__Extracted material__:
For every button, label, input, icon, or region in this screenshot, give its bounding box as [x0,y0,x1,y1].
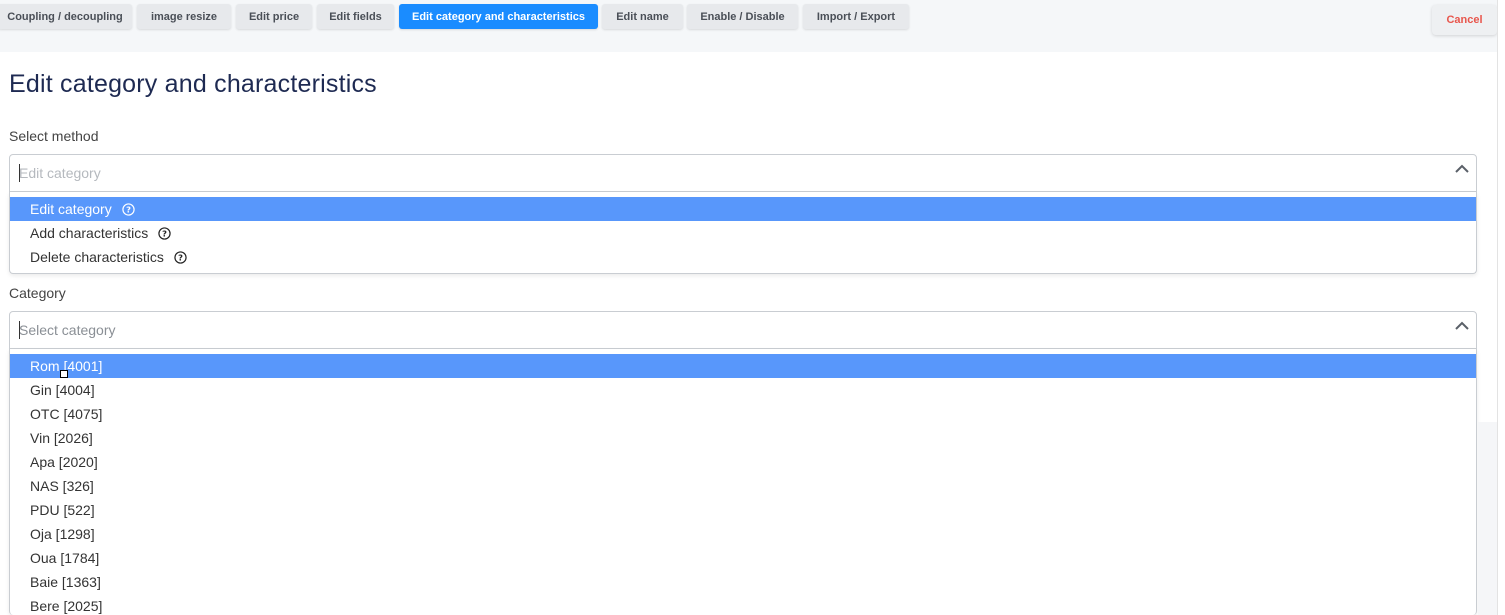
category-dropdown[interactable]: Rom [4001] Gin [4004] OTC [4075] Vin [20… [9,349,1477,615]
category-option[interactable]: Gin [4004] [10,378,1476,402]
tab-edit-name[interactable]: Edit name [602,4,683,29]
svg-text:?: ? [178,252,183,262]
background-panel [1478,422,1497,615]
tab-edit-category-characteristics[interactable]: Edit category and characteristics [399,4,598,29]
category-option[interactable]: Baie [1363] [10,570,1476,594]
category-option[interactable]: NAS [326] [10,474,1476,498]
method-label: Select method [9,128,99,144]
method-search-input[interactable] [19,155,1419,191]
category-option[interactable]: Vin [2026] [10,426,1476,450]
category-option[interactable]: Bere [2025] [10,594,1476,615]
chevron-up-icon[interactable] [1454,318,1470,334]
help-circle-icon: ? [158,226,171,240]
tab-image-resize[interactable]: image resize [137,4,231,29]
method-option-delete-characteristics[interactable]: Delete characteristics ? [10,245,1476,269]
scrollbar[interactable] [1497,0,1505,615]
category-option[interactable]: PDU [522] [10,498,1476,522]
category-option[interactable]: Oua [1784] [10,546,1476,570]
top-toolbar: Coupling / decoupling image resize Edit … [0,0,1505,52]
tab-import-export[interactable]: Import / Export [803,4,909,29]
category-option[interactable]: Oja [1298] [10,522,1476,546]
tab-edit-fields[interactable]: Edit fields [317,4,394,29]
tab-edit-price[interactable]: Edit price [236,4,312,29]
category-search-input[interactable] [19,312,1419,348]
category-option[interactable]: Rom [4001] [10,354,1476,378]
category-option[interactable]: OTC [4075] [10,402,1476,426]
help-circle-icon: ? [122,202,135,216]
method-option-add-characteristics[interactable]: Add characteristics ? [10,221,1476,245]
option-label: Delete characteristics [30,249,164,265]
option-label: Edit category [30,201,112,217]
mouse-cursor-icon [60,370,68,378]
svg-text:?: ? [126,204,131,214]
svg-text:?: ? [162,228,167,238]
cancel-button[interactable]: Cancel [1432,5,1497,35]
method-dropdown: Edit category ? Add characteristics ? De… [9,192,1477,274]
category-label: Category [9,285,66,301]
text-caret [19,164,20,182]
text-caret [19,321,20,339]
method-select[interactable] [9,154,1477,192]
help-circle-icon: ? [174,250,187,264]
method-option-edit-category[interactable]: Edit category ? [10,197,1476,221]
tab-coupling-decoupling[interactable]: Coupling / decoupling [0,4,132,29]
category-option[interactable]: Apa [2020] [10,450,1476,474]
chevron-up-icon[interactable] [1454,161,1470,177]
page-title: Edit category and characteristics [9,70,377,98]
tab-enable-disable[interactable]: Enable / Disable [687,4,798,29]
category-select[interactable] [9,311,1477,349]
option-label: Add characteristics [30,225,149,241]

__Aim__: Repeat every line of the data above word for word. Leave the pictures out of your answer.

__Completed task__:
For every button, label, input, icon, or region in this screenshot, give its bounding box as [x0,y0,x1,y1].
category-dropdown[interactable]: Rom [4001] Gin [4004] OTC [4075] Vin [20… [9,349,1477,615]
category-option[interactable]: Gin [4004] [10,378,1476,402]
tab-edit-name[interactable]: Edit name [602,4,683,29]
svg-text:?: ? [178,252,183,262]
background-panel [1478,422,1497,615]
tab-edit-category-characteristics[interactable]: Edit category and characteristics [399,4,598,29]
category-option[interactable]: Baie [1363] [10,570,1476,594]
category-option[interactable]: NAS [326] [10,474,1476,498]
method-label: Select method [9,128,99,144]
method-search-input[interactable] [19,155,1419,191]
category-option[interactable]: Vin [2026] [10,426,1476,450]
category-option[interactable]: Bere [2025] [10,594,1476,615]
chevron-up-icon[interactable] [1454,318,1470,334]
help-circle-icon: ? [158,226,171,240]
tab-image-resize[interactable]: image resize [137,4,231,29]
method-option-delete-characteristics[interactable]: Delete characteristics ? [10,245,1476,269]
scrollbar[interactable] [1497,0,1505,615]
category-option[interactable]: PDU [522] [10,498,1476,522]
category-option[interactable]: Oua [1784] [10,546,1476,570]
top-toolbar: Coupling / decoupling image resize Edit … [0,0,1505,52]
tab-import-export[interactable]: Import / Export [803,4,909,29]
category-option[interactable]: Oja [1298] [10,522,1476,546]
tab-edit-fields[interactable]: Edit fields [317,4,394,29]
tab-edit-price[interactable]: Edit price [236,4,312,29]
category-search-input[interactable] [19,312,1419,348]
category-option[interactable]: Rom [4001] [10,354,1476,378]
category-option[interactable]: OTC [4075] [10,402,1476,426]
help-circle-icon: ? [122,202,135,216]
method-option-add-characteristics[interactable]: Add characteristics ? [10,221,1476,245]
option-label: Delete characteristics [30,249,164,265]
option-label: Edit category [30,201,112,217]
mouse-cursor-icon [60,370,68,378]
svg-text:?: ? [126,204,131,214]
svg-text:?: ? [162,228,167,238]
cancel-button[interactable]: Cancel [1432,5,1497,35]
method-dropdown: Edit category ? Add characteristics ? De… [9,192,1477,274]
category-label: Category [9,285,66,301]
text-caret [19,164,20,182]
text-caret [19,321,20,339]
method-select[interactable] [9,154,1477,192]
help-circle-icon: ? [174,250,187,264]
method-option-edit-category[interactable]: Edit category ? [10,197,1476,221]
tab-coupling-decoupling[interactable]: Coupling / decoupling [0,4,132,29]
category-option[interactable]: Apa [2020] [10,450,1476,474]
chevron-up-icon[interactable] [1454,161,1470,177]
page-title: Edit category and characteristics [9,70,377,98]
tab-enable-disable[interactable]: Enable / Disable [687,4,798,29]
category-select[interactable] [9,311,1477,349]
option-label: Add characteristics [30,225,149,241]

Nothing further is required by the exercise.